## What you need to do
Repeat the data exactly. Pictures stay out.

** Material supplied follows **

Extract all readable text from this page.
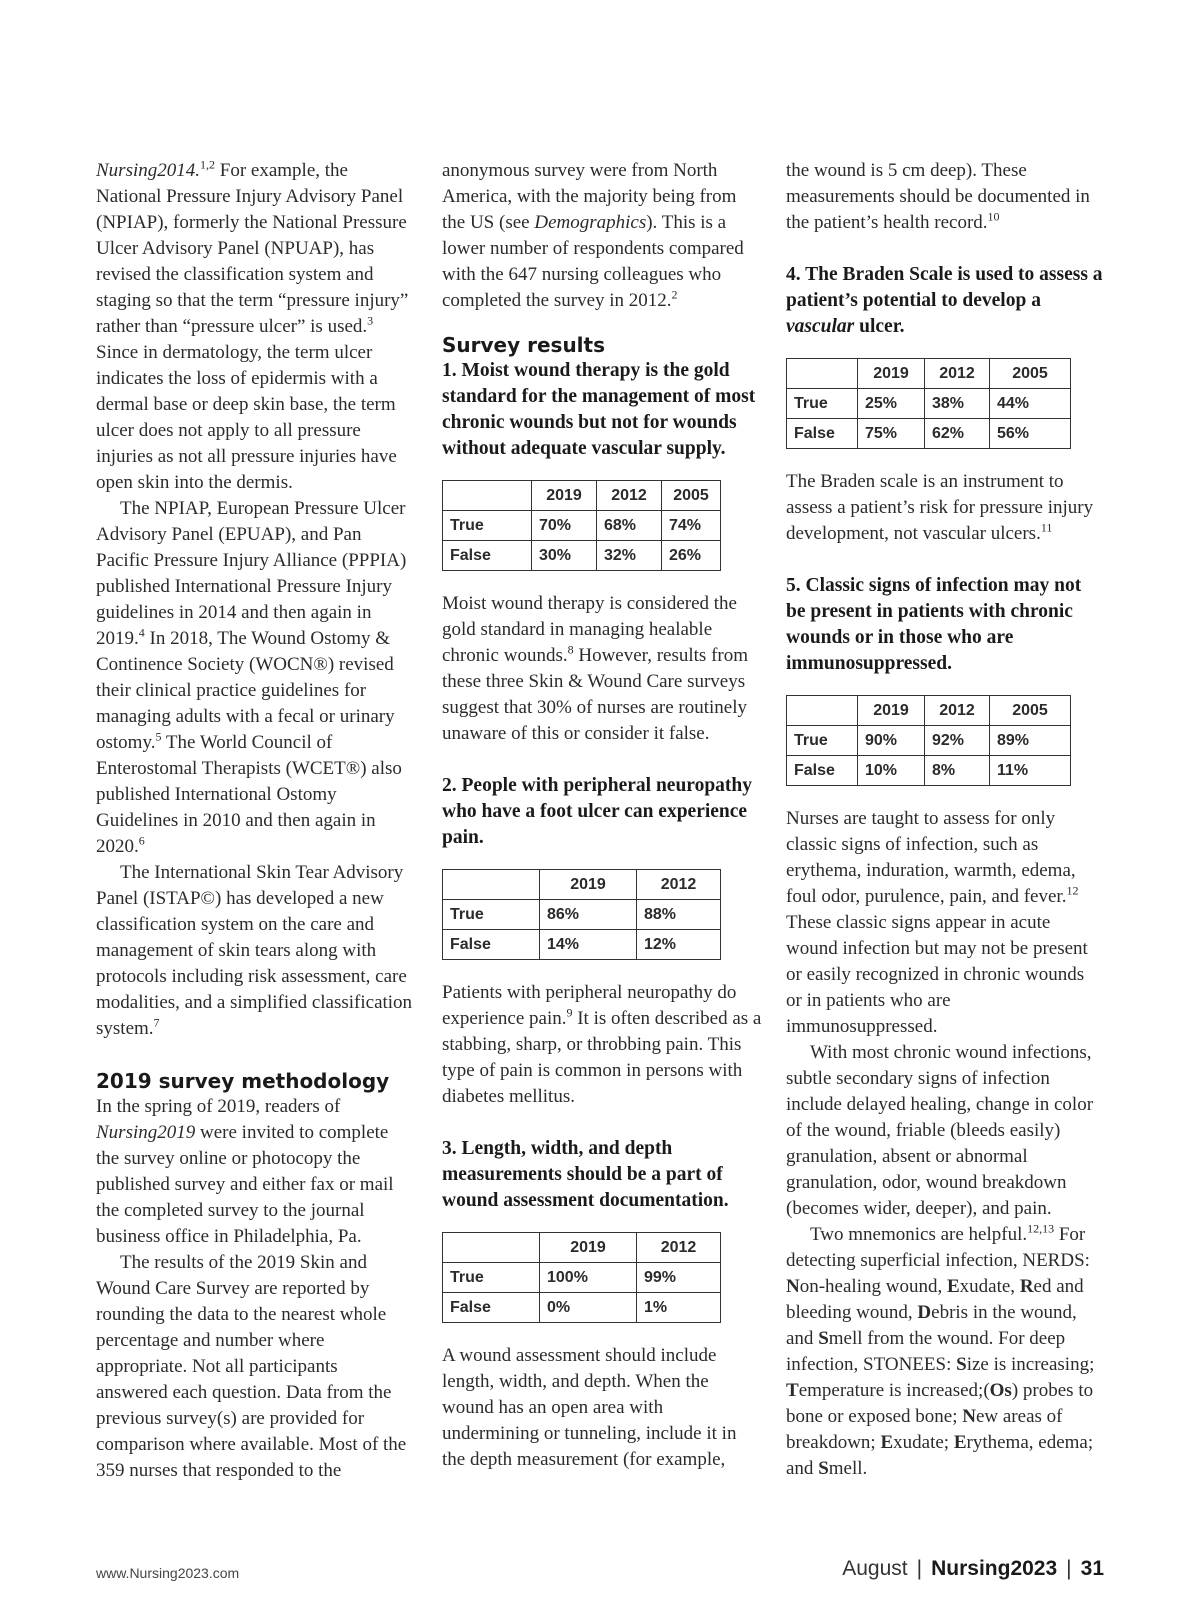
Nursing2014.$^{1,2}$ For example, the National Pressure Injury Advisory Panel (NPIAP), formerly the National Pressure Ulcer Advisory Panel (NPUAP), has revised the classification system and staging so that the term “pressure injury” rather than “pressure ulcer” is used.$^3$ Since in dermatology, the term ulcer indicates the loss of epidermis with a dermal base or deep skin base, the term ulcer does not apply to all pressure injuries as not all pressure injuries have open skin into the dermis.

The NPIAP, European Pressure Ulcer Advisory Panel (EPUAP), and Pan Pacific Pressure Injury Alliance (PPPIA) published International Pressure Injury guidelines in 2014 and then again in 2019.$^4$ In 2018, The Wound Ostomy & Continence Society (WOCN®) revised their clinical practice guidelines for managing adults with a fecal or urinary ostomy.$^5$ The World Council of Enterostomal Therapists (WCET®) also published International Ostomy Guidelines in 2010 and then again in 2020.$^6$

The International Skin Tear Advisory Panel (ISTAP©) has developed a new classification system on the care and management of skin tears along with protocols including risk assessment, care modalities, and a simplified classification system.$^7$

2019 survey methodology

In the spring of 2019, readers of Nursing2019 were invited to complete the survey online or photocopy the published survey and either fax or mail the completed survey to the journal business office in Philadelphia, Pa.

The results of the 2019 Skin and Wound Care Survey are reported by rounding the data to the nearest whole percentage and number where appropriate. Not all participants answered each question. Data from the previous survey(s) are provided for comparison where available. Most of the 359 nurses that responded to the

anonymous survey were from North America, with the majority being from the US (see Demographics). This is a lower number of respondents compared with the 647 nursing colleagues who completed the survey in 2012.$^2$

Survey results

1. Moist wound therapy is the gold standard for the management of most chronic wounds but not for wounds without adequate vascular supply.

	2019	2012	2005
True	70%	68%	74%
False	30%	32%	26%

Moist wound therapy is considered the gold standard in managing healable chronic wounds.$^8$ However, results from these three Skin & Wound Care surveys suggest that 30% of nurses are routinely unaware of this or consider it false.

2. People with peripheral neuropathy who have a foot ulcer can experience pain.

	2019	2012
True	86%	88%
False	14%	12%

Patients with peripheral neuropathy do experience pain.$^9$ It is often described as a stabbing, sharp, or throbbing pain. This type of pain is common in persons with diabetes mellitus.

3. Length, width, and depth measurements should be a part of wound assessment documentation.

	2019	2012
True	100%	99%
False	0%	1%

A wound assessment should include length, width, and depth. When the wound has an open area with undermining or tunneling, include it in the depth measurement (for example,

the wound is 5 cm deep). These measurements should be documented in the patient’s health record.$^{10}$

4. The Braden Scale is used to assess a patient’s potential to develop a vascular ulcer.

	2019	2012	2005
True	25%	38%	44%
False	75%	62%	56%

The Braden scale is an instrument to assess a patient’s risk for pressure injury development, not vascular ulcers.$^{11}$

5. Classic signs of infection may not be present in patients with chronic wounds or in those who are immunosuppressed.

	2019	2012	2005
True	90%	92%	89%
False	10%	8%	11%

Nurses are taught to assess for only classic signs of infection, such as erythema, induration, warmth, edema, foul odor, purulence, pain, and fever.$^{12}$ These classic signs appear in acute wound infection but may not be present or easily recognized in chronic wounds or in patients who are immunosuppressed.

With most chronic wound infections, subtle secondary signs of infection include delayed healing, change in color of the wound, friable (bleeds easily) granulation, absent or abnormal granulation, odor, wound breakdown (becomes wider, deeper), and pain.

Two mnemonics are helpful.$^{12,13}$ For detecting superficial infection, NERDS: Non-healing wound, Exudate, Red and bleeding wound, Debris in the wound, and Smell from the wound. For deep infection, STONEES: Size is increasing; Temperature is increased;(Os) probes to bone or exposed bone; New areas of breakdown; Exudate; Erythema, edema; and Smell.

www.Nursing2023.com	August | Nursing2023 | 31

** End of Material supplied **

## Task result
Extract all readable text from this page.
Nursing2014.$^{1,2}$ For example, the National Pressure Injury Advisory Panel (NPIAP), formerly the National Pressure Ulcer Advisory Panel (NPUAP), has revised the classification system and staging so that the term “pressure injury” rather than “pressure ulcer” is used.$^3$ Since in dermatology, the term ulcer indicates the loss of epidermis with a dermal base or deep skin base, the term ulcer does not apply to all pressure injuries as not all pressure injuries have open skin into the dermis.

The NPIAP, European Pressure Ulcer Advisory Panel (EPUAP), and Pan Pacific Pressure Injury Alliance (PPPIA) published International Pressure Injury guidelines in 2014 and then again in 2019.$^4$ In 2018, The Wound Ostomy & Continence Society (WOCN®) revised their clinical practice guidelines for managing adults with a fecal or urinary ostomy.$^5$ The World Council of Enterostomal Therapists (WCET®) also published International Ostomy Guidelines in 2010 and then again in 2020.$^6$

The International Skin Tear Advisory Panel (ISTAP©) has developed a new classification system on the care and management of skin tears along with protocols including risk assessment, care modalities, and a simplified classification system.$^7$

2019 survey methodology

In the spring of 2019, readers of Nursing2019 were invited to complete the survey online or photocopy the published survey and either fax or mail the completed survey to the journal business office in Philadelphia, Pa.

The results of the 2019 Skin and Wound Care Survey are reported by rounding the data to the nearest whole percentage and number where appropriate. Not all participants answered each question. Data from the previous survey(s) are provided for comparison where available. Most of the 359 nurses that responded to the

anonymous survey were from North America, with the majority being from the US (see Demographics). This is a lower number of respondents compared with the 647 nursing colleagues who completed the survey in 2012.$^2$

Survey results

1. Moist wound therapy is the gold standard for the management of most chronic wounds but not for wounds without adequate vascular supply.

	2019	2012	2005
True	70%	68%	74%
False	30%	32%	26%

Moist wound therapy is considered the gold standard in managing healable chronic wounds.$^8$ However, results from these three Skin & Wound Care surveys suggest that 30% of nurses are routinely unaware of this or consider it false.

2. People with peripheral neuropathy who have a foot ulcer can experience pain.

	2019	2012
True	86%	88%
False	14%	12%

Patients with peripheral neuropathy do experience pain.$^9$ It is often described as a stabbing, sharp, or throbbing pain. This type of pain is common in persons with diabetes mellitus.

3. Length, width, and depth measurements should be a part of wound assessment documentation.

	2019	2012
True	100%	99%
False	0%	1%

A wound assessment should include length, width, and depth. When the wound has an open area with undermining or tunneling, include it in the depth measurement (for example,

the wound is 5 cm deep). These measurements should be documented in the patient’s health record.$^{10}$

4. The Braden Scale is used to assess a patient’s potential to develop a vascular ulcer.

	2019	2012	2005
True	25%	38%	44%
False	75%	62%	56%

The Braden scale is an instrument to assess a patient’s risk for pressure injury development, not vascular ulcers.$^{11}$

5. Classic signs of infection may not be present in patients with chronic wounds or in those who are immunosuppressed.

	2019	2012	2005
True	90%	92%	89%
False	10%	8%	11%

Nurses are taught to assess for only classic signs of infection, such as erythema, induration, warmth, edema, foul odor, purulence, pain, and fever.$^{12}$ These classic signs appear in acute wound infection but may not be present or easily recognized in chronic wounds or in patients who are immunosuppressed.

With most chronic wound infections, subtle secondary signs of infection include delayed healing, change in color of the wound, friable (bleeds easily) granulation, absent or abnormal granulation, odor, wound breakdown (becomes wider, deeper), and pain.

Two mnemonics are helpful.$^{12,13}$ For detecting superficial infection, NERDS: Non-healing wound, Exudate, Red and bleeding wound, Debris in the wound, and Smell from the wound. For deep infection, STONEES: Size is increasing; Temperature is increased;(Os) probes to bone or exposed bone; New areas of breakdown; Exudate; Erythema, edema; and Smell.

www.Nursing2023.com	August | Nursing2023 | 31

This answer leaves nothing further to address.